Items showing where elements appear
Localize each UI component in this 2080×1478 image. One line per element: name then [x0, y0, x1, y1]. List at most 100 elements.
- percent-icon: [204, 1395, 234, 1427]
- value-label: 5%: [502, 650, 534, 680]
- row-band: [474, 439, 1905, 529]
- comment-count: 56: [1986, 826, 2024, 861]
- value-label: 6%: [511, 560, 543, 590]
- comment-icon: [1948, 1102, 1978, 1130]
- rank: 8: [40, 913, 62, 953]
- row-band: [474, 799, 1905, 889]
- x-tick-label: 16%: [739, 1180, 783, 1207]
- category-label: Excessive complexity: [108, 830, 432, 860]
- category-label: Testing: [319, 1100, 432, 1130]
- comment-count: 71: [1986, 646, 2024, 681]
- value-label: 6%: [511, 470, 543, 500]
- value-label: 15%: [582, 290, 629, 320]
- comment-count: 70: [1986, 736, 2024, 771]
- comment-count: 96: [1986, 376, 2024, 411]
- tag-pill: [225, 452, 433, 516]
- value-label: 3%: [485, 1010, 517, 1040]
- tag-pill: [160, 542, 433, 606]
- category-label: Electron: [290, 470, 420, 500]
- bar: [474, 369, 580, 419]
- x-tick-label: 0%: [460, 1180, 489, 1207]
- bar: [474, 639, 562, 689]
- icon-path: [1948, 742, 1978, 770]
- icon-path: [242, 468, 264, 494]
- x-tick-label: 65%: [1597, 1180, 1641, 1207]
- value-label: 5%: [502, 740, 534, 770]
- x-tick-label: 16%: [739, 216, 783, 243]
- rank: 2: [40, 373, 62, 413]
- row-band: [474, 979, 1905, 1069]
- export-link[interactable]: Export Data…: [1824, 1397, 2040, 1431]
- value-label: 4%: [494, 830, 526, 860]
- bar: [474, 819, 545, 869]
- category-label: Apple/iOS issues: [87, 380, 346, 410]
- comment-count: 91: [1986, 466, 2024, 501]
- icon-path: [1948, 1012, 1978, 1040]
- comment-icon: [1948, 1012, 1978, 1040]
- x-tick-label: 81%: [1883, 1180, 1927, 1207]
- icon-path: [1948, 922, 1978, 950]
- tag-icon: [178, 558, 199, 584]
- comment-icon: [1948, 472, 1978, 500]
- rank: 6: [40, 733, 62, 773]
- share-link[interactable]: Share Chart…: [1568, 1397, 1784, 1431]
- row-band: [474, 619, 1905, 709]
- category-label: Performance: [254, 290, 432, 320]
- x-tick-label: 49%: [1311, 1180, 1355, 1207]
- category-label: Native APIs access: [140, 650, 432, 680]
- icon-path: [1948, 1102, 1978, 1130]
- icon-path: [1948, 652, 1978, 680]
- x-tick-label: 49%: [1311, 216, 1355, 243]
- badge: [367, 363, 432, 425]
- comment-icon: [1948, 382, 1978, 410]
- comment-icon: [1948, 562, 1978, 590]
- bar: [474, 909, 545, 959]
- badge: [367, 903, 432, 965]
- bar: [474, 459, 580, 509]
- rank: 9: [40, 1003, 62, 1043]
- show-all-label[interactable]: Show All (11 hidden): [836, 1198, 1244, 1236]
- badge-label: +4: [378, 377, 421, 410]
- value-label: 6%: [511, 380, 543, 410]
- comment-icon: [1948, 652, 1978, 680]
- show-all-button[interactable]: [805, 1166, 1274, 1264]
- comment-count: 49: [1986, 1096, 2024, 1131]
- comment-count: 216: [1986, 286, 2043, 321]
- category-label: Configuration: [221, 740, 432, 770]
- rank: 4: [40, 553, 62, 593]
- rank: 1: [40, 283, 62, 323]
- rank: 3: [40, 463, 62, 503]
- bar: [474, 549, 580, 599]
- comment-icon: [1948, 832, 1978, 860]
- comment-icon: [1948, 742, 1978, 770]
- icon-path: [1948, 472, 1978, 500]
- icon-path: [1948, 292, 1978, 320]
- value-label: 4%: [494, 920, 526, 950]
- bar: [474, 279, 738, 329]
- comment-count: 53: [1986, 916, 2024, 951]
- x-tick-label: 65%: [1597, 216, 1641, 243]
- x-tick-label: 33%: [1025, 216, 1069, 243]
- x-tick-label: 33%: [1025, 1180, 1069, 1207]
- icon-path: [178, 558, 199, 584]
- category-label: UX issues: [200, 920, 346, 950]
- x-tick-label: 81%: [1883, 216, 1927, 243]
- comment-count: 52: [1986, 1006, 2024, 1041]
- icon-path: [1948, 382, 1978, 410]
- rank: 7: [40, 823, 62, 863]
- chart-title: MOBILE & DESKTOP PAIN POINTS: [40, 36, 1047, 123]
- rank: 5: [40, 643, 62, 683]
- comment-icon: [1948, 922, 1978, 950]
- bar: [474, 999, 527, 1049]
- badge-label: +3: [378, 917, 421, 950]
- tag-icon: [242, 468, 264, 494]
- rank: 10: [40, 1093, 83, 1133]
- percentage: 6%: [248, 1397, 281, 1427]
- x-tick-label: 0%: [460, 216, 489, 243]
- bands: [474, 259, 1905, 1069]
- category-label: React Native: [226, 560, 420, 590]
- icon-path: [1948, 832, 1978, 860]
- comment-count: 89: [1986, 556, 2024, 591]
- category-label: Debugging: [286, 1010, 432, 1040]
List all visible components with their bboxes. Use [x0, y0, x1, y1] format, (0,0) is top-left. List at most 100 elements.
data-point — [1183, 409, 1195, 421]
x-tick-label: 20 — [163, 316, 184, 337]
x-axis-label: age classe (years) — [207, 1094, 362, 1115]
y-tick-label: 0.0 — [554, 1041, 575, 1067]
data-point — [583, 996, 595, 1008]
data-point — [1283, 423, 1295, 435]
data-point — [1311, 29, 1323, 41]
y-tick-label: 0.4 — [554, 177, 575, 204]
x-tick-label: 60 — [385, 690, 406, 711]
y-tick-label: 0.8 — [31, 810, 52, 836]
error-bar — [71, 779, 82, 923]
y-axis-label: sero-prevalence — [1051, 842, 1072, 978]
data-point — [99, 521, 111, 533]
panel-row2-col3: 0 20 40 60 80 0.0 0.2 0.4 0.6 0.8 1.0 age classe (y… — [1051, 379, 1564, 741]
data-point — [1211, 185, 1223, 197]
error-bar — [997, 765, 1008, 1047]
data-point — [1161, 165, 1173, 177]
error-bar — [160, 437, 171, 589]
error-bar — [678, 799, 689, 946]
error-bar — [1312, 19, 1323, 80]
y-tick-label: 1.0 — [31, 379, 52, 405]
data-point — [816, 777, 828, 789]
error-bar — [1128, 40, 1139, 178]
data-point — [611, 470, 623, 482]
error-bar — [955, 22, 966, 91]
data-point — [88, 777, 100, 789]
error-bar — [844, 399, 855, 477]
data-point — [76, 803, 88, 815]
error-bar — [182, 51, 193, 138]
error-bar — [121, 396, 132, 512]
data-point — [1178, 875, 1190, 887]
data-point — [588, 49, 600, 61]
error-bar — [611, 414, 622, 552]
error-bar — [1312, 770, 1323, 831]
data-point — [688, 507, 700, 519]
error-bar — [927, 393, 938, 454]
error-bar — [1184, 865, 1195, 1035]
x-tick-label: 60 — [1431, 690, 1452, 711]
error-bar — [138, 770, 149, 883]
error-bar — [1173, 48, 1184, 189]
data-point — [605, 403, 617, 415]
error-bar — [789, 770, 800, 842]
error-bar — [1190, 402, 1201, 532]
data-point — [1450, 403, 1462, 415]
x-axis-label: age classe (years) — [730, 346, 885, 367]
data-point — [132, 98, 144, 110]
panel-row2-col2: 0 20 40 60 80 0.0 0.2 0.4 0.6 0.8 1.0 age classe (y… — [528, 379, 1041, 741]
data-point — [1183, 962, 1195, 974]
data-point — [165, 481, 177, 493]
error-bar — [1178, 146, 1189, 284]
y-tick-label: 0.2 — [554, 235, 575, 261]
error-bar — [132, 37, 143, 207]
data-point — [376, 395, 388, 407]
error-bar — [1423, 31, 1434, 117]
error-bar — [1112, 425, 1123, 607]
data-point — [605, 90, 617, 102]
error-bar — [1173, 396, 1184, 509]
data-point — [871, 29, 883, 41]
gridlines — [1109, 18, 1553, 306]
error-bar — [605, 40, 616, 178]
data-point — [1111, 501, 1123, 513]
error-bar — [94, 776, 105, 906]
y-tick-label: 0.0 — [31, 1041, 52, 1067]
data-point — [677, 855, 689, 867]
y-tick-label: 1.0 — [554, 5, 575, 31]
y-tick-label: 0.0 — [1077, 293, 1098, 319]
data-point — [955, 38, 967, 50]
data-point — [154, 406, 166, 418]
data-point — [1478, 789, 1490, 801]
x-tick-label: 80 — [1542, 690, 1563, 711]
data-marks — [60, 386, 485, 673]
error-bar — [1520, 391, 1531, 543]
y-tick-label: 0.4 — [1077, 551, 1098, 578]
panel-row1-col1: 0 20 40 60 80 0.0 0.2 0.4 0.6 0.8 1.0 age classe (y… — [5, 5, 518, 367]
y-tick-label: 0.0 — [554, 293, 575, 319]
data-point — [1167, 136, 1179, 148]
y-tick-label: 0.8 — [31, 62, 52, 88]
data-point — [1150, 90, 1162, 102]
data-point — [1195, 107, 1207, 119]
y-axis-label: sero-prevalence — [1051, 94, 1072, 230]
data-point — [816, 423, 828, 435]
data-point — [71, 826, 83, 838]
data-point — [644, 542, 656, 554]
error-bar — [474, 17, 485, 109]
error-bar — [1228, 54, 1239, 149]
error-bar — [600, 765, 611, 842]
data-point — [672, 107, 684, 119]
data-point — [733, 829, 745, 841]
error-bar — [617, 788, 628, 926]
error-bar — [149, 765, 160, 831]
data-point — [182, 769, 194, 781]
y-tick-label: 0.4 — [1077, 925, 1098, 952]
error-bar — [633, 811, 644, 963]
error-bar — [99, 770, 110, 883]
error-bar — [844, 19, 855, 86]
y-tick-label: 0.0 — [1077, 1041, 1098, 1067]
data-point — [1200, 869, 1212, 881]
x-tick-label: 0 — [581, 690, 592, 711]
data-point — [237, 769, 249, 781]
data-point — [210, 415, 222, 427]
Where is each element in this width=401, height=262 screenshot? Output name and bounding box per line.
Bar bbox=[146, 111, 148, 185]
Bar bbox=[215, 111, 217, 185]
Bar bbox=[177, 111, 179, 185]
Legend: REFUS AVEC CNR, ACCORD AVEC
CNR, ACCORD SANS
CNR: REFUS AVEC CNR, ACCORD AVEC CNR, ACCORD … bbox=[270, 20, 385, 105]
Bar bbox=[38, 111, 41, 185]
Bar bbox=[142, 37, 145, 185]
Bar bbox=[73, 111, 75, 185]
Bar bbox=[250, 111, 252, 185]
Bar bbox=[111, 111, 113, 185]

Goal: Please retype the items above, from the very first line through the line that contains "- comment-icon: [1948, 1102, 1978, 1130]", keeping every character unchanged.

Output for this task:
Localize each UI component in this 2080×1478 image. One line per element: name then [x0, y0, x1, y1]. List at most 100 elements.
- percent-icon: [204, 1395, 234, 1427]
- value-label: 5%: [502, 650, 534, 680]
- row-band: [474, 439, 1905, 529]
- comment-count: 56: [1986, 826, 2024, 861]
- value-label: 6%: [511, 560, 543, 590]
- comment-icon: [1948, 1102, 1978, 1130]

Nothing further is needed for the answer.